[Items from a figure collection]
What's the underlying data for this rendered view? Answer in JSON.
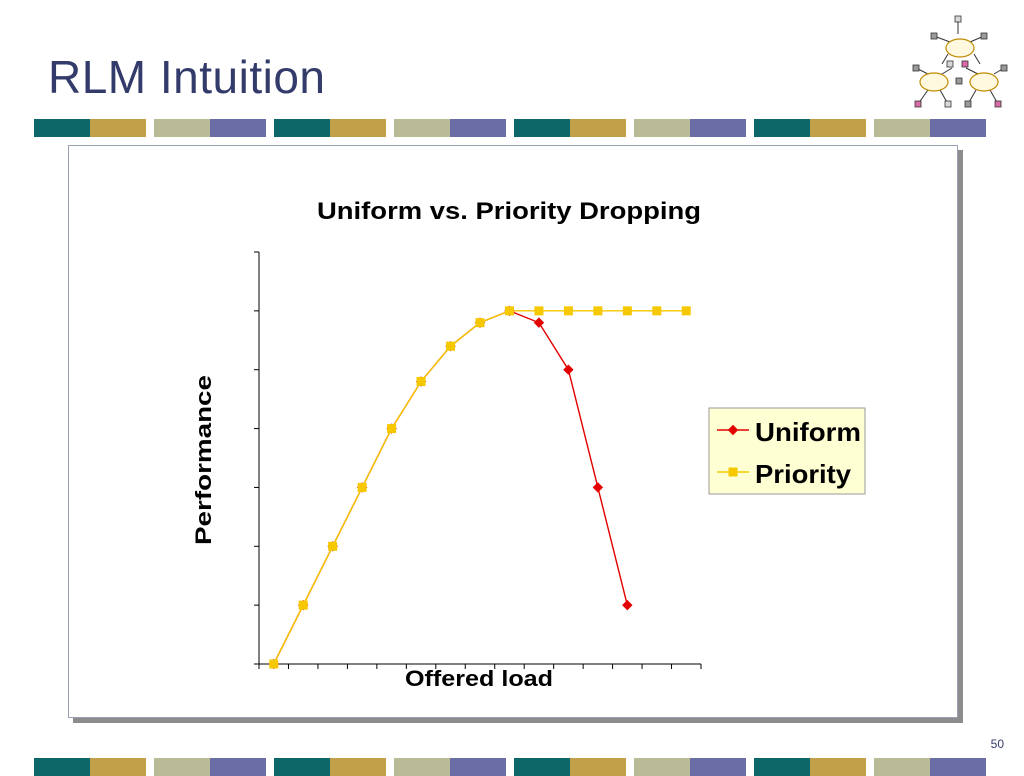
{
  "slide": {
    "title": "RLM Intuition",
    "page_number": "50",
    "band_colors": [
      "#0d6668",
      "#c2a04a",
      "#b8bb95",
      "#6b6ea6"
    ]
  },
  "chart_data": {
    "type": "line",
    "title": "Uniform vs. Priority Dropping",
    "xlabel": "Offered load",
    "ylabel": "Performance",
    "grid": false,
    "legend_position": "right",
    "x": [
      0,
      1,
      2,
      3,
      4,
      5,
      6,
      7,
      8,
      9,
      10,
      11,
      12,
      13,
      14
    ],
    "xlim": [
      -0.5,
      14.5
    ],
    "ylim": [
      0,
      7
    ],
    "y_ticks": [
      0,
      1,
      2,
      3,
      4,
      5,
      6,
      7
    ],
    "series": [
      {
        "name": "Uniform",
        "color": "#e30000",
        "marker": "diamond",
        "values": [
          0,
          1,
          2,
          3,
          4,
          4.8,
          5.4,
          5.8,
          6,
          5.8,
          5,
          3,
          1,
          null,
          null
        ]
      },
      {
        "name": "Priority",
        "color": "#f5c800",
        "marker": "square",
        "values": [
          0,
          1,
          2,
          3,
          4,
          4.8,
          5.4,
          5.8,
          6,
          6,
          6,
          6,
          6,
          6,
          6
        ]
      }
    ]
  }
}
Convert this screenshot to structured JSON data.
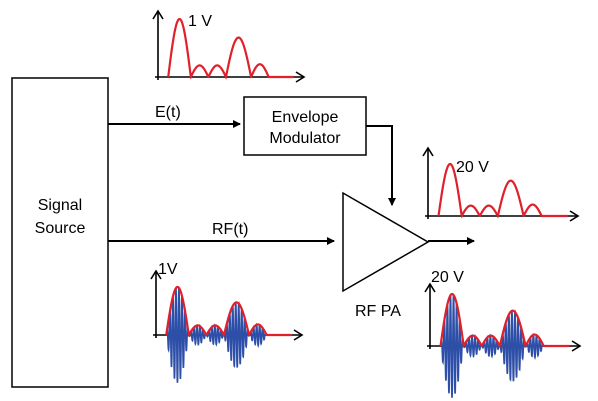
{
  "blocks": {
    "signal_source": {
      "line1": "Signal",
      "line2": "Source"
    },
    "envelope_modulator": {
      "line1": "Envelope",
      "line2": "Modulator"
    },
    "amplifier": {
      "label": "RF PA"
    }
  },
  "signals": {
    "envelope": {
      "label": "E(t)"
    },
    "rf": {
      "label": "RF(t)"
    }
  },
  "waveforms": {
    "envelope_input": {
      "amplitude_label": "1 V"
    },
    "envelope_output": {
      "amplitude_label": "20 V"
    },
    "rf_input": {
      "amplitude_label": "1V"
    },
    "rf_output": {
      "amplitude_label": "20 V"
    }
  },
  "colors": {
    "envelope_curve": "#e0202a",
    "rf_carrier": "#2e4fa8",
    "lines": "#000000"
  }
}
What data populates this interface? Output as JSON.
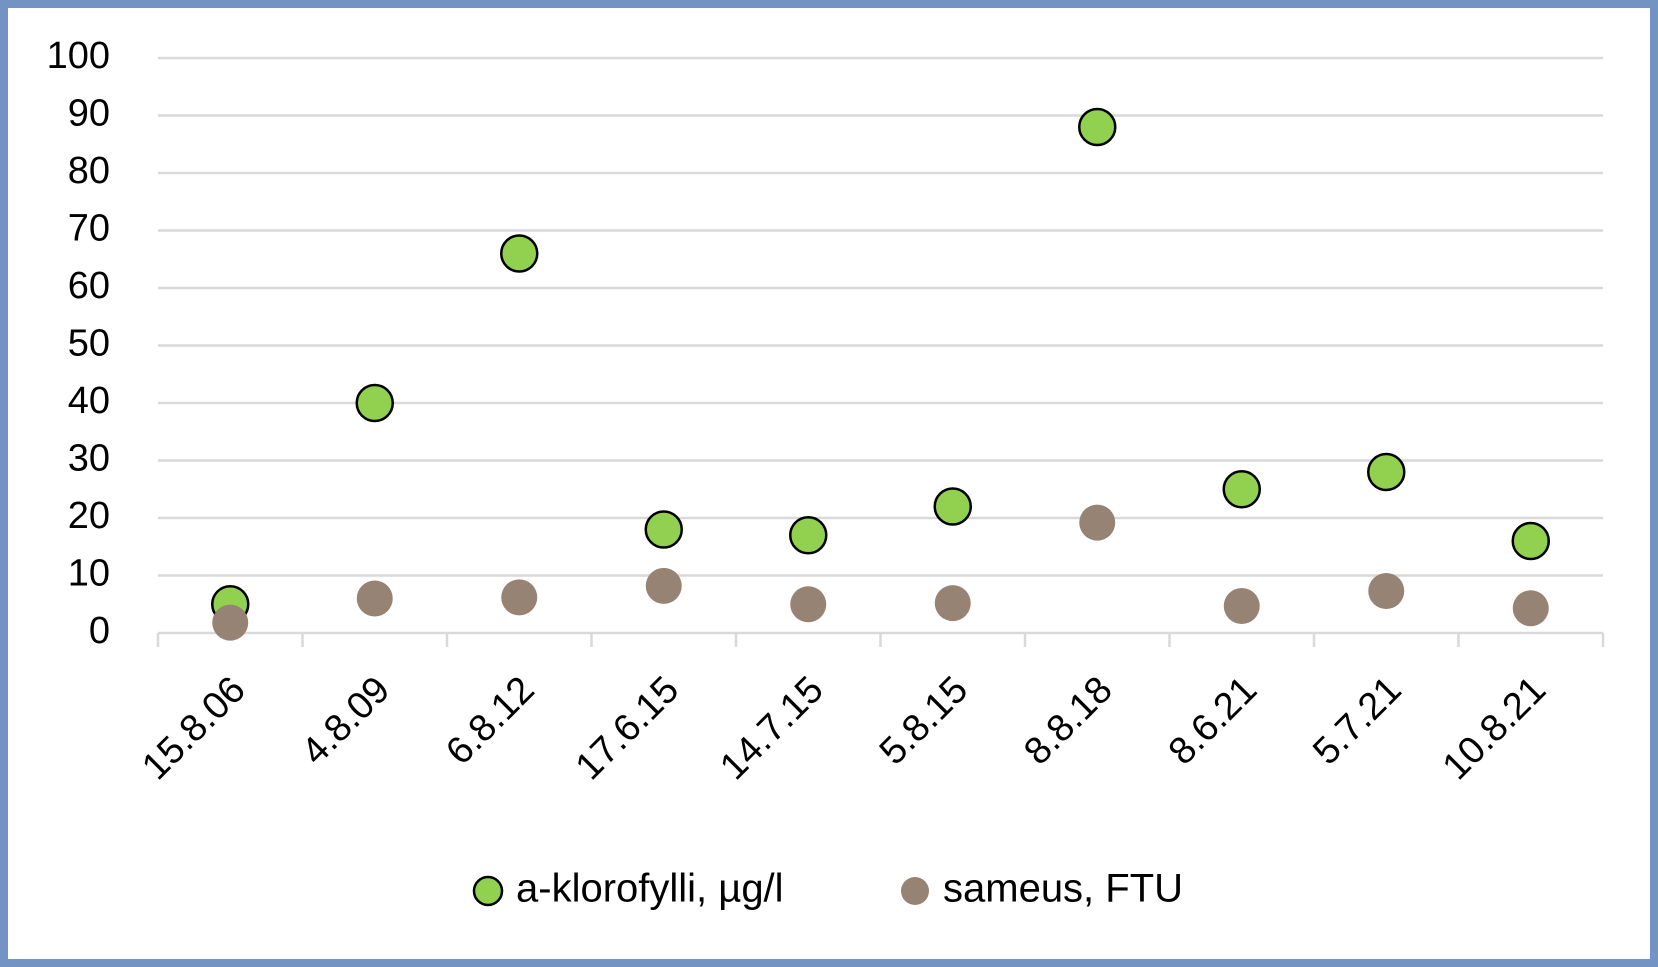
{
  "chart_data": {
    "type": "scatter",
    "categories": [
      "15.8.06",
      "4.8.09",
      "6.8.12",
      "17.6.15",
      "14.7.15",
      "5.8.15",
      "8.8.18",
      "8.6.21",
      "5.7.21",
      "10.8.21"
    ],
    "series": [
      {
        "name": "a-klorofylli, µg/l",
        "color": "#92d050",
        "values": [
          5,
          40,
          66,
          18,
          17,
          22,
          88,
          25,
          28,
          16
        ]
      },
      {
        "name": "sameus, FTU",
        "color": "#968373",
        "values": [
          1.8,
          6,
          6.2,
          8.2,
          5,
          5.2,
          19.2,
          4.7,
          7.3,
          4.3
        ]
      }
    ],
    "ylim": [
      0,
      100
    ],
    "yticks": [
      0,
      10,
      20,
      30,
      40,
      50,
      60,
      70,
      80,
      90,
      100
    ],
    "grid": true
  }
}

...

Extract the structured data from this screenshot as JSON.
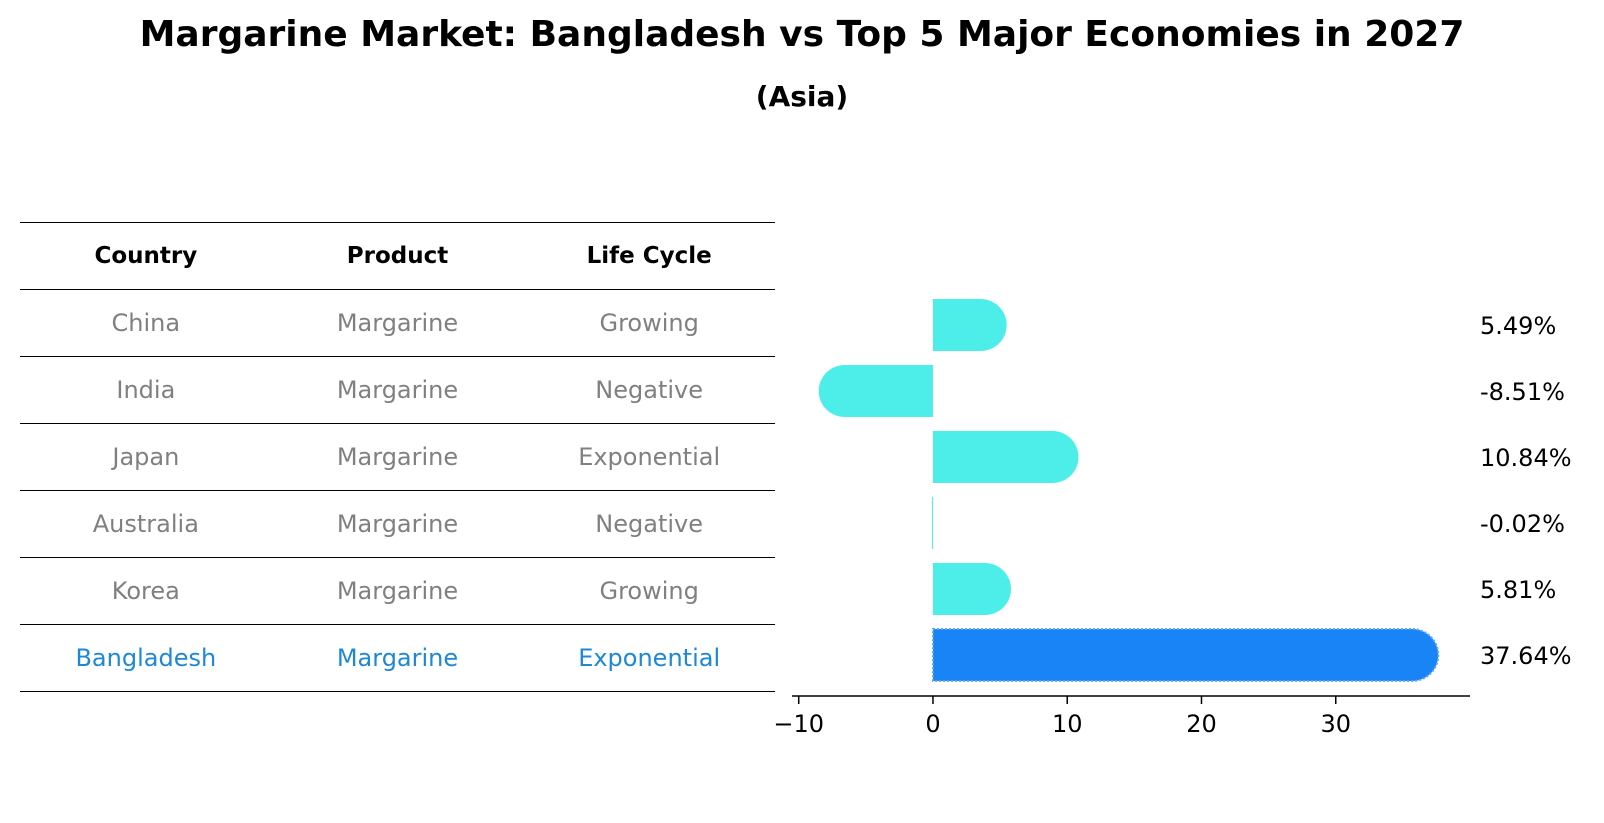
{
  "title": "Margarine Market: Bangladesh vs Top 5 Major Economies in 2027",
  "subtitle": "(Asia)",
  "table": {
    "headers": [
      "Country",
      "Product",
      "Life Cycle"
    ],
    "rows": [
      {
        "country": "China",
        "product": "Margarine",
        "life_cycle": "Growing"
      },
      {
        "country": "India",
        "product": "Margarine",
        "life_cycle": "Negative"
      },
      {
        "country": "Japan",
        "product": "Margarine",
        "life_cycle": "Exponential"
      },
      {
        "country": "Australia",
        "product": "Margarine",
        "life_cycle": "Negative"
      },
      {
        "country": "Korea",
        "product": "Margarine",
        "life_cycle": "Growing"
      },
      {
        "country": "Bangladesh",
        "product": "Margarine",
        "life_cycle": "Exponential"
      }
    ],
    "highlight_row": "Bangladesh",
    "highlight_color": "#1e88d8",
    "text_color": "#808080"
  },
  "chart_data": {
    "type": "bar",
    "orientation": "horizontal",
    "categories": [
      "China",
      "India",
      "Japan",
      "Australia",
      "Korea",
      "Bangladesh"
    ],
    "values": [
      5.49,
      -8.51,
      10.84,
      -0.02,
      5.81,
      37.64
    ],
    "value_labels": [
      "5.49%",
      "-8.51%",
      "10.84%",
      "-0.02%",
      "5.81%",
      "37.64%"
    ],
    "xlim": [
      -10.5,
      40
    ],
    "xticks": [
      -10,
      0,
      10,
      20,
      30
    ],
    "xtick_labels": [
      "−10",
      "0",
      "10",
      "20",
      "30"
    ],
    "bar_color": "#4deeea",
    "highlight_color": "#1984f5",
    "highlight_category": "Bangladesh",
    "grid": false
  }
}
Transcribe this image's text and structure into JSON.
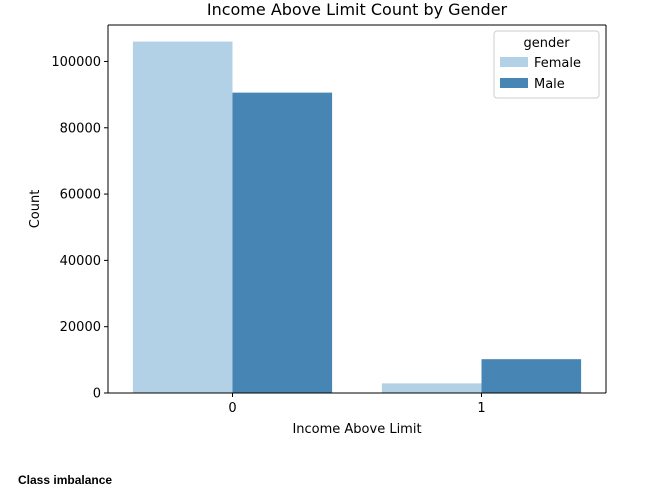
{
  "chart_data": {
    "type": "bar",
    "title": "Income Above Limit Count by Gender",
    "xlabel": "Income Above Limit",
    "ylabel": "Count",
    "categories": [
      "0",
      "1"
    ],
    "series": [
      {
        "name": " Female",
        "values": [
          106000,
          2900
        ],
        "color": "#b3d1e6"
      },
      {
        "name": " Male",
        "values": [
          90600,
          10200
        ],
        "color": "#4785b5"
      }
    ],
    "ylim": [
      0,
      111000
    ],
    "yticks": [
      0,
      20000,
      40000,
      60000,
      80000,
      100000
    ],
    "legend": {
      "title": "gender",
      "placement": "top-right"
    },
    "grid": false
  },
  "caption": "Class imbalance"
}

...

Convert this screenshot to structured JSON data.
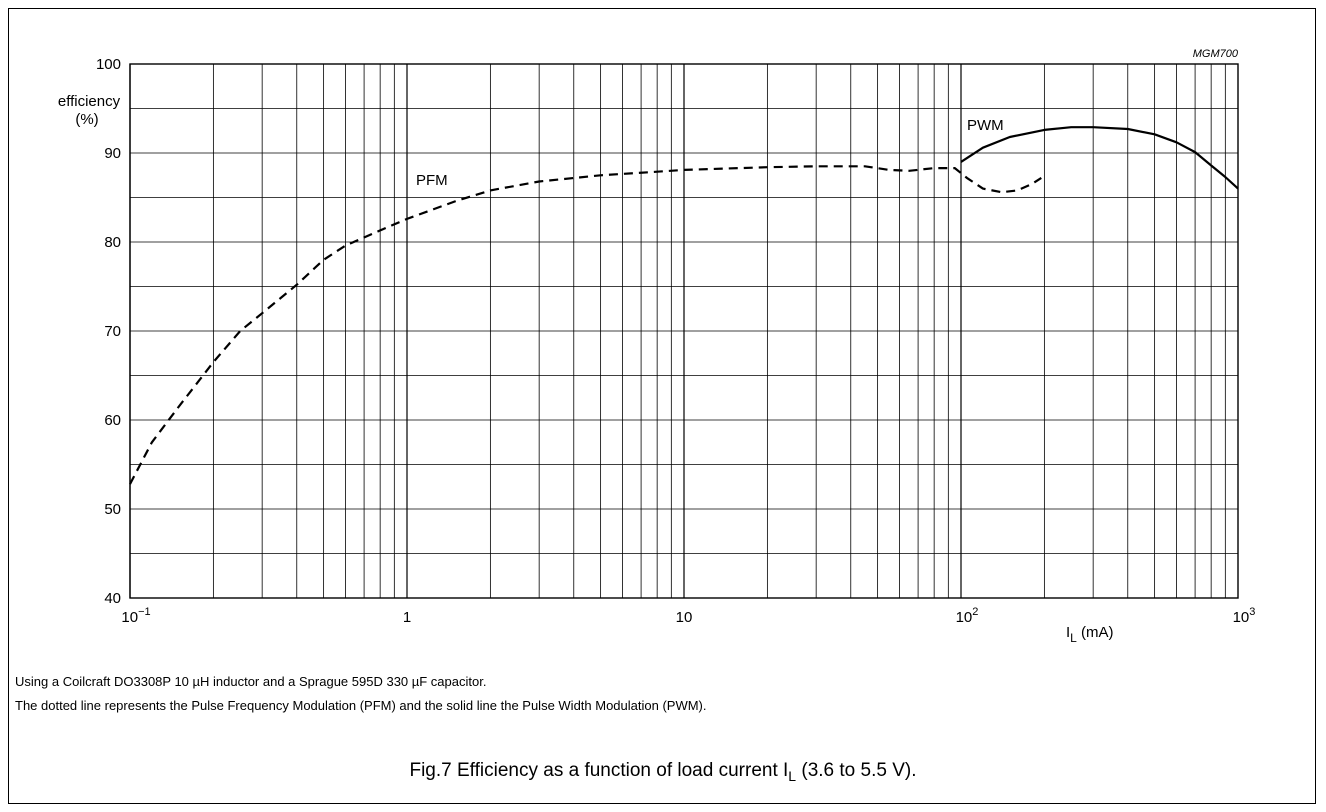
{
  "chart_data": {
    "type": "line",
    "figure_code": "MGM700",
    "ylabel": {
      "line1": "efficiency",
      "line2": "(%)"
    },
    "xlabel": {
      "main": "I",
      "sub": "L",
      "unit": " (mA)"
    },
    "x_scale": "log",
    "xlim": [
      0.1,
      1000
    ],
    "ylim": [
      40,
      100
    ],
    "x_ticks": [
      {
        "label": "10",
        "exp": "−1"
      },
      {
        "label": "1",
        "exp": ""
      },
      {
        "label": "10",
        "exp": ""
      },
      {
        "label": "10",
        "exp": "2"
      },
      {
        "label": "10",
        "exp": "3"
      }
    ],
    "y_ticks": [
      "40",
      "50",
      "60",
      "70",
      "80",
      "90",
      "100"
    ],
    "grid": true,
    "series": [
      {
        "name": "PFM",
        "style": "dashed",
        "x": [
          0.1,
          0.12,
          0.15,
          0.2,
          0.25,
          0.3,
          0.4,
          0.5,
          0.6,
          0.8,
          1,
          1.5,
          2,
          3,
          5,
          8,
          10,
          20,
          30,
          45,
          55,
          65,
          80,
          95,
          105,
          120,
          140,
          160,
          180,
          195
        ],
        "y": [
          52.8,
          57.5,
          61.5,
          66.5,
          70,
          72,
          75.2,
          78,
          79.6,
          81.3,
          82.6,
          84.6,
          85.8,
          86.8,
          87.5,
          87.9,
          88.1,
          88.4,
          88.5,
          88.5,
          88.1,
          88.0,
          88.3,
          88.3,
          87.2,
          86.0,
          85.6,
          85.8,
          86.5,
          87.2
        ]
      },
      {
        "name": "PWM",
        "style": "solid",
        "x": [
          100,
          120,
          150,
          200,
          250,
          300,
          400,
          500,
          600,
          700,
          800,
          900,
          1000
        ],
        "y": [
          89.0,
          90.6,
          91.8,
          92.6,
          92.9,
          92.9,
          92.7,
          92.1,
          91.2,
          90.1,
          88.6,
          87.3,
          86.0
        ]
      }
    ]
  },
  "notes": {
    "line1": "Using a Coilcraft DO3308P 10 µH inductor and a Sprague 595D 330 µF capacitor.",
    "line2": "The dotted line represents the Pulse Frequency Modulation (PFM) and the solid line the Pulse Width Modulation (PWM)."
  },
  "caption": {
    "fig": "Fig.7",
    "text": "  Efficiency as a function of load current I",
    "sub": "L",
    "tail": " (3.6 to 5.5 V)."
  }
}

### WHAT YOU HAVE TO DO
Go through the records. Copy each line where "Limit" appears.

### OUTPUT FOR THIS TASK
    "title": "Income Above Limit Count by Gender",
    "xlabel": "Income Above Limit",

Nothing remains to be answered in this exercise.